▶ _Goals_
(1) Answer these about the message on modernizing DES:
(a) What block size does the quoted suggestion propose for a modernized DES?
(b) In which mode, according to the reply, did Preneel find the "useless" permutations to be of cryptographic benefit?
(c) Which technique does the reply say provides much stronger properties than bit permutations?
(2) Continue the message on modernizing DES from its last sentence.

▶ _Passage shown_
+-------+

Date: 5 Jun 2000 11:08:28 GMT
Runu Knips <[EMAIL PROTECTED]> wrote:
> Yep, if one 'modernizes' the design of DES (using a 128 bit block,
> allowing 128/192/256 bit keys, dropping the bit conversions at start
> and end which don't add any security, changing the bit conversions in
> the algorithm itself such that they can be performed faster in
> software), I think the resulting cipher would be pretty secure
> again. Its not even a hard job to do, is it ?
If my memory is working properly, Preneel found that the `useless'
permutations were of cryptographic benefit in CBC mode. I still agree
that we're better off without them.
My feeling is that bit permutations don't offer sufficiently good
diffusion for a modern block cipher. Techniques like MDS matrix
multiplication provide much stronger properties.

+-------+

▶ _Data provided_
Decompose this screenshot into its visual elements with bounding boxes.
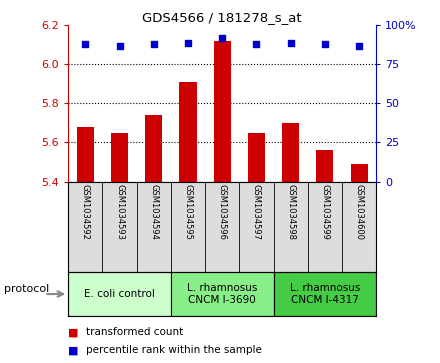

+-------+

▶ _Results in order_
(1)
(a) A 128 bit block.
(b) CBC mode.
(c) MDS matrix multiplication.

(2)
It's often useful in analyses of differential and linear attacks to talk
about `active S-boxes'. Instead, let's think for a bit about `active
bits' -- those bits which are different between a pair of chosen
plaintexts. A bit permutation doesn't affect the number of active bits
at all. Hence, a characteristic through a substitution layer with only
one input and output bit will only give one bit active into the next
substitution layer. This can be converted fairly easily into an attack
on the entire cipher.
An n x n word MDS matrix, on the other hand, will ensure that there are
at least n + 1 words active in any characteristic through the matrix
(counting both input and output words). Thus, a 4 x 4 multiply as in
Square or Rijndael guarantees that 5 S-boxes are active in any two-round
characteristic, and (in conjunction with Square's transposition or
Rijndael's ShiftRow) that 25 are active in any four-round
characteristic. Similar things can be said about Twofish, but the
analysis is more complicated because of the PHT and the rotations, and
the fact that Twofish is a Feistel network rather than an SP-network.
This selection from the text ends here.